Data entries
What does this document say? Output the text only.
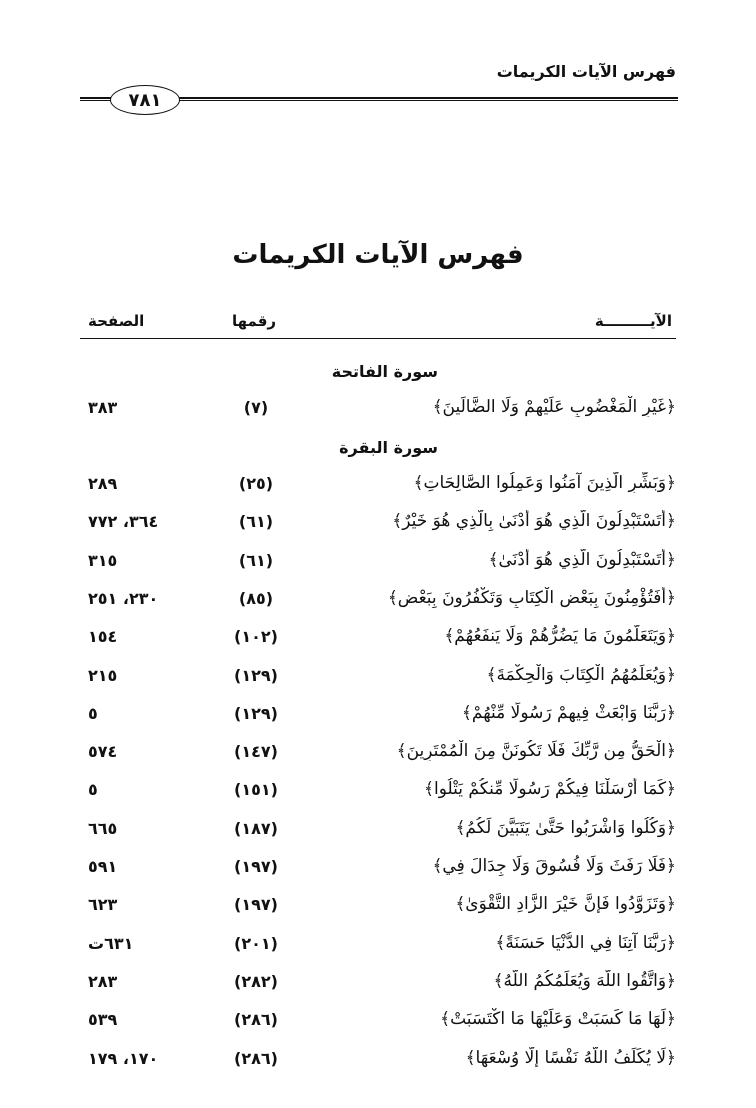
فهرس الآيات الكريمات
٧٨١
فهرس الآيات الكريمات
الآيـــــــــة
رقمها
الصفحة
سورة الفاتحة
﴿غَيْرِ الْمَغْضُوبِ عَلَيْهِمْ وَلَا الضَّالِّينَ﴾
(٧)
٣٨٣
سورة البقرة
﴿وَبَشِّرِ الَّذِينَ آمَنُوا وَعَمِلُوا الصَّالِحَاتِ﴾
(٢٥)
٢٨٩
﴿أَتَسْتَبْدِلُونَ الَّذِي هُوَ أَدْنَىٰ بِالَّذِي هُوَ خَيْرٌ﴾
(٦١)
٣٦٤، ٧٧٢
﴿أَتَسْتَبْدِلُونَ الَّذِي هُوَ أَدْنَىٰ﴾
(٦١)
٣١٥
﴿أَفَتُؤْمِنُونَ بِبَعْضِ الْكِتَابِ وَتَكْفُرُونَ بِبَعْضٍ﴾
(٨٥)
٢٣٠، ٢٥١
﴿وَيَتَعَلَّمُونَ مَا يَضُرُّهُمْ وَلَا يَنفَعُهُمْ﴾
(١٠٢)
١٥٤
﴿وَيُعَلِّمُهُمُ الْكِتَابَ وَالْحِكْمَةَ﴾
(١٢٩)
٢١٥
﴿رَبَّنَا وَابْعَثْ فِيهِمْ رَسُولًا مِّنْهُمْ﴾
(١٢٩)
٥
﴿الْحَقُّ مِن رَّبِّكَ فَلَا تَكُونَنَّ مِنَ الْمُمْتَرِينَ﴾
(١٤٧)
٥٧٤
﴿كَمَا أَرْسَلْنَا فِيكُمْ رَسُولًا مِّنكُمْ يَتْلُوا﴾
(١٥١)
٥
﴿وَكُلُوا وَاشْرَبُوا حَتَّىٰ يَتَبَيَّنَ لَكُمُ﴾
(١٨٧)
٦٦٥
﴿فَلَا رَفَثَ وَلَا فُسُوقَ وَلَا جِدَالَ فِي﴾
(١٩٧)
٥٩١
﴿وَتَزَوَّدُوا فَإِنَّ خَيْرَ الزَّادِ التَّقْوَىٰ﴾
(١٩٧)
٦٢٣
﴿رَبَّنَا آتِنَا فِي الدُّنْيَا حَسَنَةً﴾
(٢٠١)
٦٣١ت
﴿وَاتَّقُوا اللَّهَ وَيُعَلِّمُكُمُ اللَّهُ﴾
(٢٨٢)
٢٨٣
﴿لَهَا مَا كَسَبَتْ وَعَلَيْهَا مَا اكْتَسَبَتْ﴾
(٢٨٦)
٥٣٩
﴿لَا يُكَلِّفُ اللَّهُ نَفْسًا إِلَّا وُسْعَهَا﴾
(٢٨٦)
١٧٠، ١٧٩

PROBLEM REQUIREMENTS
Every record above should be written out again without change, except that the pictures are left out.

WRITTEN SOLUTION
What does this document say? Output the text only.
فهرس الآيات الكريمات
٧٨١
فهرس الآيات الكريمات
الآيـــــــــة
رقمها
الصفحة
سورة الفاتحة
﴿غَيْرِ الْمَغْضُوبِ عَلَيْهِمْ وَلَا الضَّالِّينَ﴾
(٧)
٣٨٣
سورة البقرة
﴿وَبَشِّرِ الَّذِينَ آمَنُوا وَعَمِلُوا الصَّالِحَاتِ﴾
(٢٥)
٢٨٩
﴿أَتَسْتَبْدِلُونَ الَّذِي هُوَ أَدْنَىٰ بِالَّذِي هُوَ خَيْرٌ﴾
(٦١)
٣٦٤، ٧٧٢
﴿أَتَسْتَبْدِلُونَ الَّذِي هُوَ أَدْنَىٰ﴾
(٦١)
٣١٥
﴿أَفَتُؤْمِنُونَ بِبَعْضِ الْكِتَابِ وَتَكْفُرُونَ بِبَعْضٍ﴾
(٨٥)
٢٣٠، ٢٥١
﴿وَيَتَعَلَّمُونَ مَا يَضُرُّهُمْ وَلَا يَنفَعُهُمْ﴾
(١٠٢)
١٥٤
﴿وَيُعَلِّمُهُمُ الْكِتَابَ وَالْحِكْمَةَ﴾
(١٢٩)
٢١٥
﴿رَبَّنَا وَابْعَثْ فِيهِمْ رَسُولًا مِّنْهُمْ﴾
(١٢٩)
٥
﴿الْحَقُّ مِن رَّبِّكَ فَلَا تَكُونَنَّ مِنَ الْمُمْتَرِينَ﴾
(١٤٧)
٥٧٤
﴿كَمَا أَرْسَلْنَا فِيكُمْ رَسُولًا مِّنكُمْ يَتْلُوا﴾
(١٥١)
٥
﴿وَكُلُوا وَاشْرَبُوا حَتَّىٰ يَتَبَيَّنَ لَكُمُ﴾
(١٨٧)
٦٦٥
﴿فَلَا رَفَثَ وَلَا فُسُوقَ وَلَا جِدَالَ فِي﴾
(١٩٧)
٥٩١
﴿وَتَزَوَّدُوا فَإِنَّ خَيْرَ الزَّادِ التَّقْوَىٰ﴾
(١٩٧)
٦٢٣
﴿رَبَّنَا آتِنَا فِي الدُّنْيَا حَسَنَةً﴾
(٢٠١)
٦٣١ت
﴿وَاتَّقُوا اللَّهَ وَيُعَلِّمُكُمُ اللَّهُ﴾
(٢٨٢)
٢٨٣
﴿لَهَا مَا كَسَبَتْ وَعَلَيْهَا مَا اكْتَسَبَتْ﴾
(٢٨٦)
٥٣٩
﴿لَا يُكَلِّفُ اللَّهُ نَفْسًا إِلَّا وُسْعَهَا﴾
(٢٨٦)
١٧٠، ١٧٩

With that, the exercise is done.